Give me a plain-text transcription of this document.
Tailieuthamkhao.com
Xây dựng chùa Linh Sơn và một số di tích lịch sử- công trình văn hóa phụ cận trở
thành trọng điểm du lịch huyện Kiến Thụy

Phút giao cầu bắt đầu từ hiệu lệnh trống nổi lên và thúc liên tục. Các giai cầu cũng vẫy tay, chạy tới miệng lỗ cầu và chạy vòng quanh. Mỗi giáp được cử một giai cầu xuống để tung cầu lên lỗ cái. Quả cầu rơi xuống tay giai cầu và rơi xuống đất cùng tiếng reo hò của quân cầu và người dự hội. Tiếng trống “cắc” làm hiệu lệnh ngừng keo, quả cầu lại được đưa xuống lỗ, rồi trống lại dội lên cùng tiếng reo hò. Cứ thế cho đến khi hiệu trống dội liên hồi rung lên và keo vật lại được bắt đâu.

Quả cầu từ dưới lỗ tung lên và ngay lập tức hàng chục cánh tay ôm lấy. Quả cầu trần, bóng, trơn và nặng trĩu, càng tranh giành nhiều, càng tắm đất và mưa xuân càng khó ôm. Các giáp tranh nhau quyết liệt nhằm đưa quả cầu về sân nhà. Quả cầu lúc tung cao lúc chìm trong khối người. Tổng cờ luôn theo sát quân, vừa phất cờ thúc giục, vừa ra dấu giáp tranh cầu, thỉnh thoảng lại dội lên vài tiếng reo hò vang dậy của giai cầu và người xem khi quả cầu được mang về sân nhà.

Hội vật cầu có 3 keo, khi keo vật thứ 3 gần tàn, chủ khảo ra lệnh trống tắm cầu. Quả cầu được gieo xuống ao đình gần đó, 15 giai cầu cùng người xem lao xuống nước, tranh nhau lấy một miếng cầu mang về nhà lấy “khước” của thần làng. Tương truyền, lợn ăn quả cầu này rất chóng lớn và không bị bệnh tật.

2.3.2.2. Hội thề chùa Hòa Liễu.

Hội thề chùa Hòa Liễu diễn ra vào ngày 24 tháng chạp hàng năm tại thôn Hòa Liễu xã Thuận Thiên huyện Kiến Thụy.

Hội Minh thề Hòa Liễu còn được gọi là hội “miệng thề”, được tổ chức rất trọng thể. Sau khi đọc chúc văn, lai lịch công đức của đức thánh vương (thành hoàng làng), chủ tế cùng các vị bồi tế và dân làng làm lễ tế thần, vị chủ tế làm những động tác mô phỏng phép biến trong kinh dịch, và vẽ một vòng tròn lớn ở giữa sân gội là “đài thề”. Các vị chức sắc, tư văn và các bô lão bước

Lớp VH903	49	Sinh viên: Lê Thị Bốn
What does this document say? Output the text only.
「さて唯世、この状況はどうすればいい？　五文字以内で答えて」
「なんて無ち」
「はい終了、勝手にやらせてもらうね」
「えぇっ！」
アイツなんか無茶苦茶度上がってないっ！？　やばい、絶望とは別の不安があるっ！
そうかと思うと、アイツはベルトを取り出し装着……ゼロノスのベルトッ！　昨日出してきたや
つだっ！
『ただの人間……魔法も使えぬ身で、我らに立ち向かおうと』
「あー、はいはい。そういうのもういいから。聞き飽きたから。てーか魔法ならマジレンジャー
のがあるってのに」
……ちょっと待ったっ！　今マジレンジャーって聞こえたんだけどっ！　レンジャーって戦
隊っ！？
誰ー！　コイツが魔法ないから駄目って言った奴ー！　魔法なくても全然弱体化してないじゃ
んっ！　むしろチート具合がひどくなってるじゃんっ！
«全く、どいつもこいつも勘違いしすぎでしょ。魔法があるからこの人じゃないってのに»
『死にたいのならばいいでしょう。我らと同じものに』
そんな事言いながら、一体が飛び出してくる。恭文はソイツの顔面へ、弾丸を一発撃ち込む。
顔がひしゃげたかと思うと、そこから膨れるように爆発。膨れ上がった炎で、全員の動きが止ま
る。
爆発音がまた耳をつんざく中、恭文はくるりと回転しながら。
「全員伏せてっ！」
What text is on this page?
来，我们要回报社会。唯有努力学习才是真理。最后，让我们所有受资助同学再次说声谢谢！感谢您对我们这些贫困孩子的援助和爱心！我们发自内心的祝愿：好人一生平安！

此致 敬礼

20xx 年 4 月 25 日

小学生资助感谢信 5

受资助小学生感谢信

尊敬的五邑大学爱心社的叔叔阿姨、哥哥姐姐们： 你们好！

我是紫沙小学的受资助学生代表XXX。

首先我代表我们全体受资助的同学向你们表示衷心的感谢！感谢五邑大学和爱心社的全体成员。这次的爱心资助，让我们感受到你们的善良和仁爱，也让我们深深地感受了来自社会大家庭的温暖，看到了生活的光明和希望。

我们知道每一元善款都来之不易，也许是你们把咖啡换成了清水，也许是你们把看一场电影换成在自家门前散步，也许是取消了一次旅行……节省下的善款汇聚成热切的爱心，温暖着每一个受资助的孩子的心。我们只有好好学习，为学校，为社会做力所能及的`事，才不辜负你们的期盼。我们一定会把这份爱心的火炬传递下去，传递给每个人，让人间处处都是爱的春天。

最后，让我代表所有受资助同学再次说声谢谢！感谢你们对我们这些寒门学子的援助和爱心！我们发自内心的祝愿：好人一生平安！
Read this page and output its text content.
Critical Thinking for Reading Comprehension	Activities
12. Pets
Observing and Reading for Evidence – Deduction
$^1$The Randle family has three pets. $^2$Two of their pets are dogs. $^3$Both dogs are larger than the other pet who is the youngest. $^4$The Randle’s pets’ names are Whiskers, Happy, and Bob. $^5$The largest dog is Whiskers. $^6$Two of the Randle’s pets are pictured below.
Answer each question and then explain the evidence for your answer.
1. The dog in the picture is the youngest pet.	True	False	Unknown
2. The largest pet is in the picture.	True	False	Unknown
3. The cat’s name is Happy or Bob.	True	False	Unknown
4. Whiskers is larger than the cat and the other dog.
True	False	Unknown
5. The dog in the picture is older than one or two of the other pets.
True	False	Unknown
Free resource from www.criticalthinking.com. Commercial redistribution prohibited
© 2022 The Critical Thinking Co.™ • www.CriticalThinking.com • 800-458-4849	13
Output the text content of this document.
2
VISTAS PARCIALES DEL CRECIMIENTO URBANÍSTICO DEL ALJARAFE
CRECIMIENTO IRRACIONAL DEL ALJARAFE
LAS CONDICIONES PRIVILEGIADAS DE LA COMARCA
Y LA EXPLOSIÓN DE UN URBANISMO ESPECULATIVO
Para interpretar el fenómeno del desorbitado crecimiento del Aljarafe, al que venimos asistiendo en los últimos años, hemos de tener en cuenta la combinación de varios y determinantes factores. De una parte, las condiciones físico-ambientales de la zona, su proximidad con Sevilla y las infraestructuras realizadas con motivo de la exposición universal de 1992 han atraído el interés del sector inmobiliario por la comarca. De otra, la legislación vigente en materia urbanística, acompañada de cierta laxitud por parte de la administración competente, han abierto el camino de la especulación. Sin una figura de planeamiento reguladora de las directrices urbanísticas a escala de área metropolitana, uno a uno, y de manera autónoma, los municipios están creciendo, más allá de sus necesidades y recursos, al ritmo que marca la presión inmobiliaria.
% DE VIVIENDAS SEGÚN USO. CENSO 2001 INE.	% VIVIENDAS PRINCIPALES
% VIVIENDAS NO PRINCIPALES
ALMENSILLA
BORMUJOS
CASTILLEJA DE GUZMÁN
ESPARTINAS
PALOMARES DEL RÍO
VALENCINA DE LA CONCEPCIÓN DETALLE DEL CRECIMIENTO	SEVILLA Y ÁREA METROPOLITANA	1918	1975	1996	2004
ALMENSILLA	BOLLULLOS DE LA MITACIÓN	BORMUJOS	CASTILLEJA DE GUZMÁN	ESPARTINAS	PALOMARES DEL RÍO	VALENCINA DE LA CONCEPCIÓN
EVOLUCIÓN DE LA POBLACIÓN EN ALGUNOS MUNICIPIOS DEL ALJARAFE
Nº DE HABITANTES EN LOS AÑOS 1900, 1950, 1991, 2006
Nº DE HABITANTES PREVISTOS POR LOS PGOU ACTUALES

........

- Short exercise
In the lines above, locate the string "huyện". Copy every line where it occurs.

- The output
thành trọng điểm du lịch huyện Kiến Thụy
Hội thề chùa Hòa Liễu diễn ra vào ngày 24 tháng chạp hàng năm tại thôn Hòa Liễu xã Thuận Thiên huyện Kiến Thụy.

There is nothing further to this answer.